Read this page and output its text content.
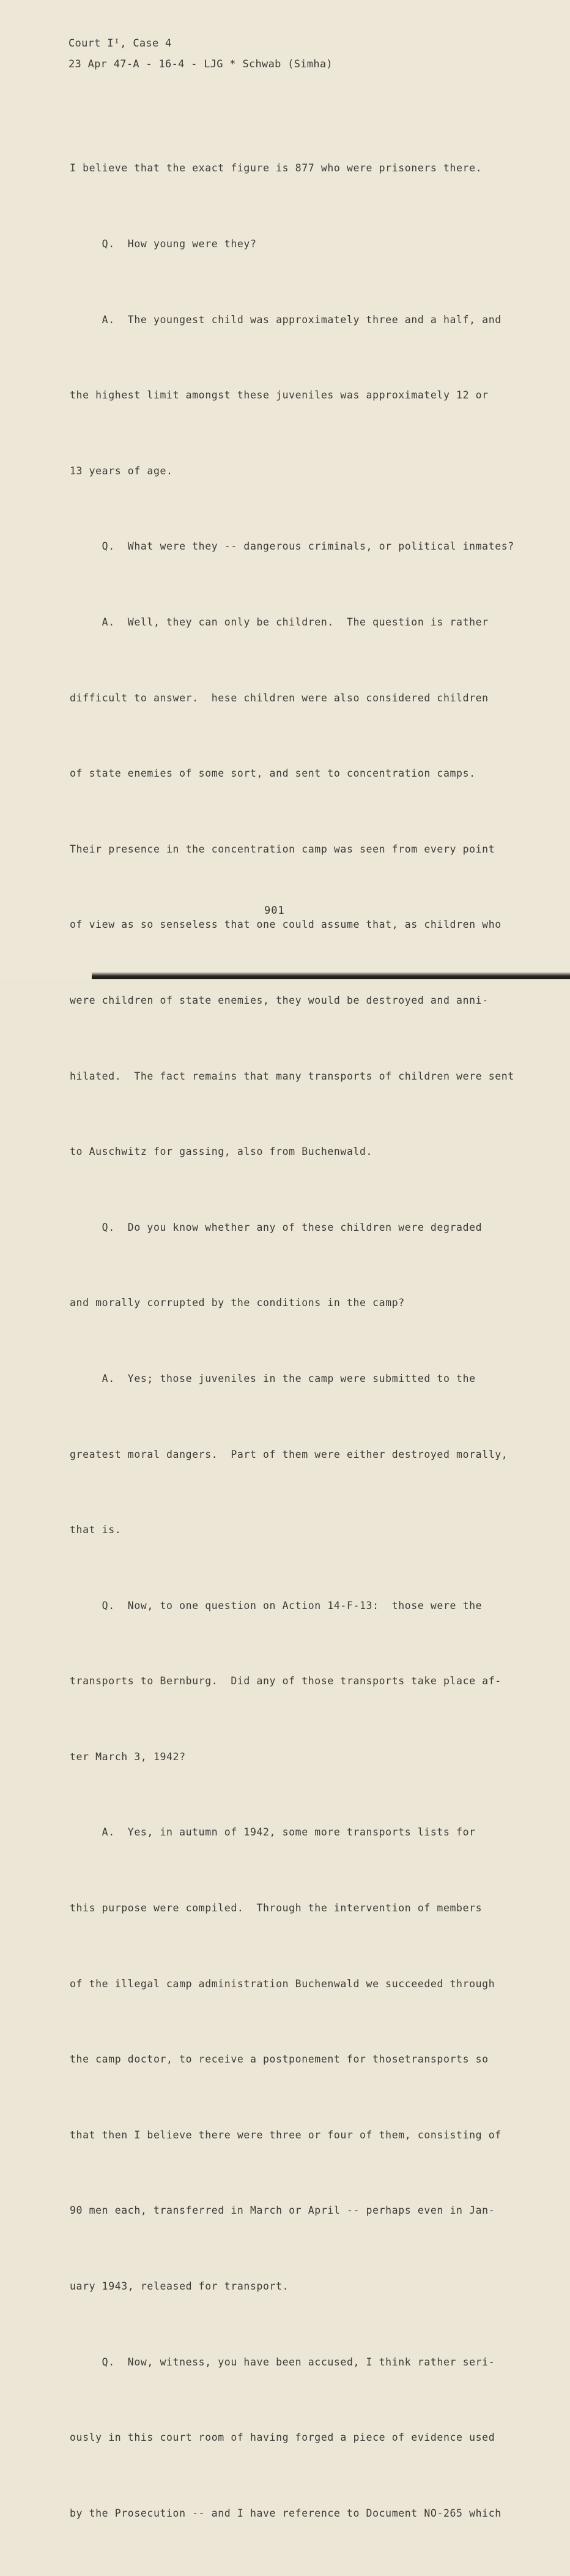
Court Iᴵ, Case 4
23 Apr 47-A - 16-4 - LJG * Schwab (Simha)

I believe that the exact figure is 877 who were prisoners there.

Q.  How young were they?

A.  The youngest child was approximately three and a half, and

the highest limit amongst these juveniles was approximately 12 or

13 years of age.

Q.  What were they -- dangerous criminals, or political inmates?

A.  Well, they can only be children.  The question is rather

difficult to answer.  hese children were also considered children

of state enemies of some sort, and sent to concentration camps.

Their presence in the concentration camp was seen from every point

of view as so senseless that one could assume that, as children who

were children of state enemies, they would be destroyed and anni-

hilated.  The fact remains that many transports of children were sent

to Auschwitz for gassing, also from Buchenwald.

Q.  Do you know whether any of these children were degraded

and morally corrupted by the conditions in the camp?

A.  Yes; those juveniles in the camp were submitted to the

greatest moral dangers.  Part of them were either destroyed morally,

that is.

Q.  Now, to one question on Action 14-F-13:  those were the

transports to Bernburg.  Did any of those transports take place af-

ter March 3, 1942?

A.  Yes, in autumn of 1942, some more transports lists for

this purpose were compiled.  Through the intervention of members

of the illegal camp administration Buchenwald we succeeded through

the camp doctor, to receive a postponement for thosetransports so

that then I believe there were three or four of them, consisting of

90 men each, transferred in March or April -- perhaps even in Jan-

uary 1943, released for transport.

Q.  Now, witness, you have been accused, I think rather seri-

ously in this court room of having forged a piece of evidence used

by the Prosecution -- and I have reference to Document NO-265 which

901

* Objective
Check each line above for the string "they" and report how many lines have it, giving only the number.

* Written solution
4